--- START OF Data for this exercise ---

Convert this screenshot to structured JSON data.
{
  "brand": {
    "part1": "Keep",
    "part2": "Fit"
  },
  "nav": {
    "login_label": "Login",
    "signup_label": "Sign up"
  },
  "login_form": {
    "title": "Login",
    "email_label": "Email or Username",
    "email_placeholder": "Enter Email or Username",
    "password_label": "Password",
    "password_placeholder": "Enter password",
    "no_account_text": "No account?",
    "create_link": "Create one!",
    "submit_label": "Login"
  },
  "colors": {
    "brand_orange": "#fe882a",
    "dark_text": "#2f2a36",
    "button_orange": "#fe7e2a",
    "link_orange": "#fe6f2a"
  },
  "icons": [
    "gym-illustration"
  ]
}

--- END OF Data for this exercise ---
--- START OF Data for this exercise ---

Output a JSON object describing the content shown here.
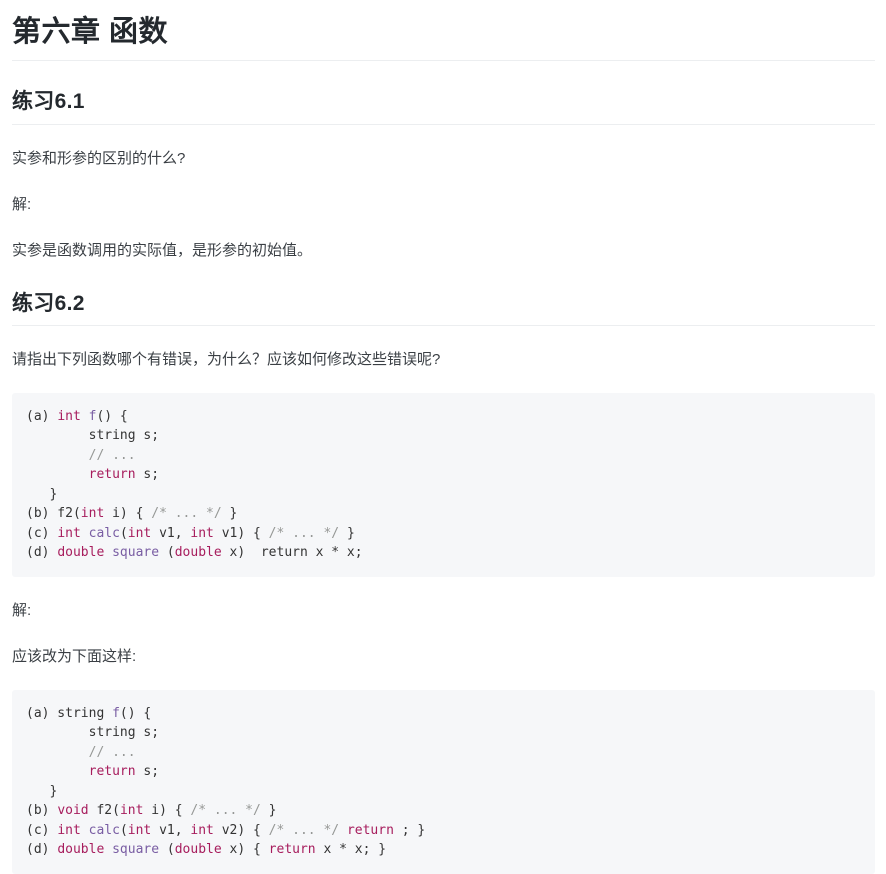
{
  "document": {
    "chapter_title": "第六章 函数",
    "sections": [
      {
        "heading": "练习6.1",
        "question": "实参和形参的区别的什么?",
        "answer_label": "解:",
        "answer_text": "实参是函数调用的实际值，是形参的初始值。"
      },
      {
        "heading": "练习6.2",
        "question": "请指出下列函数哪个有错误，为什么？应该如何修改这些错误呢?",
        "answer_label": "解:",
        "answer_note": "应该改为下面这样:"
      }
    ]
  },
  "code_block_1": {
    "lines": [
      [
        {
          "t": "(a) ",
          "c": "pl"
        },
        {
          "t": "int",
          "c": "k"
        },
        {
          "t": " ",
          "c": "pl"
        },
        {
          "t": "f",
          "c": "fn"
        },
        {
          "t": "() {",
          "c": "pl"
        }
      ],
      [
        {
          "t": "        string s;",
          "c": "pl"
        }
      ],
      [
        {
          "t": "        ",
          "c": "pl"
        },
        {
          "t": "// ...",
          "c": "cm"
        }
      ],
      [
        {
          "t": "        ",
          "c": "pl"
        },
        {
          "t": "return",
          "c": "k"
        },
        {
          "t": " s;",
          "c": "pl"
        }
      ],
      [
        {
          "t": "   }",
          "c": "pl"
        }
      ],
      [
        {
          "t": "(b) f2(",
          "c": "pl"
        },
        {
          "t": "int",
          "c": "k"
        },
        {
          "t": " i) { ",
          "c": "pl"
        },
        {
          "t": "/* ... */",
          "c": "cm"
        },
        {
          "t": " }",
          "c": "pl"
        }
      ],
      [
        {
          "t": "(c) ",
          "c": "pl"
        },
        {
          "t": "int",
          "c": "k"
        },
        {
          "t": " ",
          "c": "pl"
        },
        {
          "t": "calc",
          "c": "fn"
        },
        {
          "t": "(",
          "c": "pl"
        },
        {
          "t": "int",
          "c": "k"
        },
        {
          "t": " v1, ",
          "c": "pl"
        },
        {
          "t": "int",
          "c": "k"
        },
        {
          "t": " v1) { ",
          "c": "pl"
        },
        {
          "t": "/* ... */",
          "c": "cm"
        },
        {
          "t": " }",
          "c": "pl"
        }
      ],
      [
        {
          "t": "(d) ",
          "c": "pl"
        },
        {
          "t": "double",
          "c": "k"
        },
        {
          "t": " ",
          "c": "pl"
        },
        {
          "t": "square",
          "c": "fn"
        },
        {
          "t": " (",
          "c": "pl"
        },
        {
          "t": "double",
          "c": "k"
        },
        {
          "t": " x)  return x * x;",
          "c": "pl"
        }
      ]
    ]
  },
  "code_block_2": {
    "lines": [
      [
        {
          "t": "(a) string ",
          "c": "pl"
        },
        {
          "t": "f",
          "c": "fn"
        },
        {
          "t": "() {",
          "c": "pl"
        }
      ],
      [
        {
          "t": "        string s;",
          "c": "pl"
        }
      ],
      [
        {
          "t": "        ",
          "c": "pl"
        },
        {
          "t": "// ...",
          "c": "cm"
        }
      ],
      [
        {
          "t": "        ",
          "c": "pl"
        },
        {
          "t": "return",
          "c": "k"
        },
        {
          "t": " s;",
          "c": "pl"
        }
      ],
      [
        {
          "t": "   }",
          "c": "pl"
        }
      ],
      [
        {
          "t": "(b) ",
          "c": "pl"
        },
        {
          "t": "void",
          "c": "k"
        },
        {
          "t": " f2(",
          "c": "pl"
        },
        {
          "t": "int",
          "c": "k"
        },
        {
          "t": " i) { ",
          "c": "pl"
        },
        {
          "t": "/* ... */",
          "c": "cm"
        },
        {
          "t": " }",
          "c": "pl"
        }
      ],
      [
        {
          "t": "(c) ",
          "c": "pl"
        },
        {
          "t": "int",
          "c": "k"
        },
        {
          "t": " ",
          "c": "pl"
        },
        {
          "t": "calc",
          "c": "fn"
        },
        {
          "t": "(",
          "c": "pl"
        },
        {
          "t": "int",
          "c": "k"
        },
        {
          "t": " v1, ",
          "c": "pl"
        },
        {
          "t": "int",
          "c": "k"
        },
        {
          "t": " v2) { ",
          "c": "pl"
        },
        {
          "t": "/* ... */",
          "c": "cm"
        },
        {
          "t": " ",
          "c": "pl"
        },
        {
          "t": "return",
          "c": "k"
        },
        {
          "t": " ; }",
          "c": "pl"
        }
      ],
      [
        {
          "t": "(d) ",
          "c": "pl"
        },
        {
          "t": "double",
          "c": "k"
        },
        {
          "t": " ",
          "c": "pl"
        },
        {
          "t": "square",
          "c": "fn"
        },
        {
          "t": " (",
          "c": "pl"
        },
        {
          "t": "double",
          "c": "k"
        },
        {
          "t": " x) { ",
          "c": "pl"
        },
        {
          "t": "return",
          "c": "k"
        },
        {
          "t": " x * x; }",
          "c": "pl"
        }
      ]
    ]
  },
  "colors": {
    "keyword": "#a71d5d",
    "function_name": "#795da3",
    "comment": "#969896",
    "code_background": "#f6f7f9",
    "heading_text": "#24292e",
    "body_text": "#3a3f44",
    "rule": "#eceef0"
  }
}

--- END OF Data for this exercise ---
--- START OF Data for this exercise ---

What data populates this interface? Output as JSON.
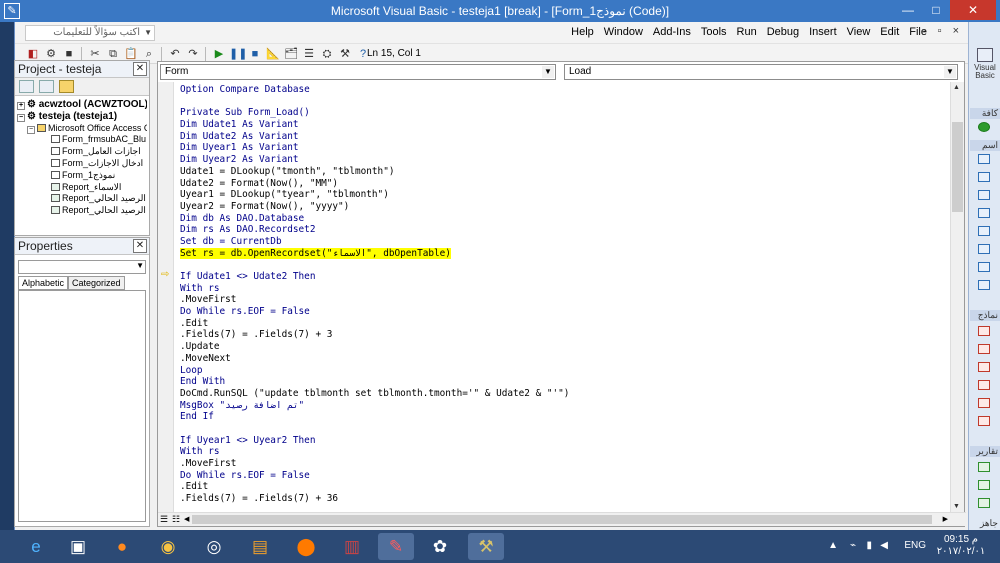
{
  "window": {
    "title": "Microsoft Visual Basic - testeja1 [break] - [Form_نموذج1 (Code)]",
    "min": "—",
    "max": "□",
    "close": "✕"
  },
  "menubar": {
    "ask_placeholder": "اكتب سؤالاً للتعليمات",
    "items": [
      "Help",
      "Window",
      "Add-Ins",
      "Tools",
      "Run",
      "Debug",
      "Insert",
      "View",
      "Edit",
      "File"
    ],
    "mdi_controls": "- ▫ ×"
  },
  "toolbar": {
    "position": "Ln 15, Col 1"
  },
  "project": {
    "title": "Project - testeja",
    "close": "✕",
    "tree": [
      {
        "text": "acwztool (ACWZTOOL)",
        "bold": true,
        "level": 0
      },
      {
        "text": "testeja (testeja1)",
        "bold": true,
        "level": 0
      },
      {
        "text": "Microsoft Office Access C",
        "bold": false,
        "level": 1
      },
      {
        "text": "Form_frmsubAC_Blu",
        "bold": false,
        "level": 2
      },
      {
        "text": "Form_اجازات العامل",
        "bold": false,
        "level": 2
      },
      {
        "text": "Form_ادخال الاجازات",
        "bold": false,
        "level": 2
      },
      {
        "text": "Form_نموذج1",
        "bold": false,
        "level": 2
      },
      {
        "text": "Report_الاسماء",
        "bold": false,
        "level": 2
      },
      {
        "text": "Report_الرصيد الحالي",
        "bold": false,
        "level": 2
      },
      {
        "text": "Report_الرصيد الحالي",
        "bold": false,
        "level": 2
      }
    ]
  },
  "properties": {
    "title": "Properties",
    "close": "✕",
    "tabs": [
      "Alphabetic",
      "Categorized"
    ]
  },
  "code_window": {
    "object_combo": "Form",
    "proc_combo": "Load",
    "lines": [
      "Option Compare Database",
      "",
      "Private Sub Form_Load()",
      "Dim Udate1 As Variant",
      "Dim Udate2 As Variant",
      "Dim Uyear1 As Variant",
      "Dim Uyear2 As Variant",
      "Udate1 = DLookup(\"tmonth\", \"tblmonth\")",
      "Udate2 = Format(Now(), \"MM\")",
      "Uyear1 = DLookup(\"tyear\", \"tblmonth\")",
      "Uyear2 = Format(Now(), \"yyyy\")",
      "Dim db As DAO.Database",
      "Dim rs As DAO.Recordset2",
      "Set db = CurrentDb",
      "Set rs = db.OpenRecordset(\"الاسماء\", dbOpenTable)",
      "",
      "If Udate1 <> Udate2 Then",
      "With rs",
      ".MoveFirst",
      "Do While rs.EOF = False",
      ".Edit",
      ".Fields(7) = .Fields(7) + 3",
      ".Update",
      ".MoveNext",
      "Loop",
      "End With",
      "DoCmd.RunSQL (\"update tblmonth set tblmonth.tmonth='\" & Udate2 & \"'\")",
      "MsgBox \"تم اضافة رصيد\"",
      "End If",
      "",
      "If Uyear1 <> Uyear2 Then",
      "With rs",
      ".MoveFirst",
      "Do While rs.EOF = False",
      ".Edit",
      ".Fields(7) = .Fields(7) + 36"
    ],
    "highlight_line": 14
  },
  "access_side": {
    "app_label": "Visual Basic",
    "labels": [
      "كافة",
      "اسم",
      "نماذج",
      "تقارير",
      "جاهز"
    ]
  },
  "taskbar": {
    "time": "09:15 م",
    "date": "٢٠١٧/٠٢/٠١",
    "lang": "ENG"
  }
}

--- END OF Data for this exercise ---

▶ Exercise objective:
Only a number is wanted: how many lines of the data above contain "Basic"?

▶ Solution:
2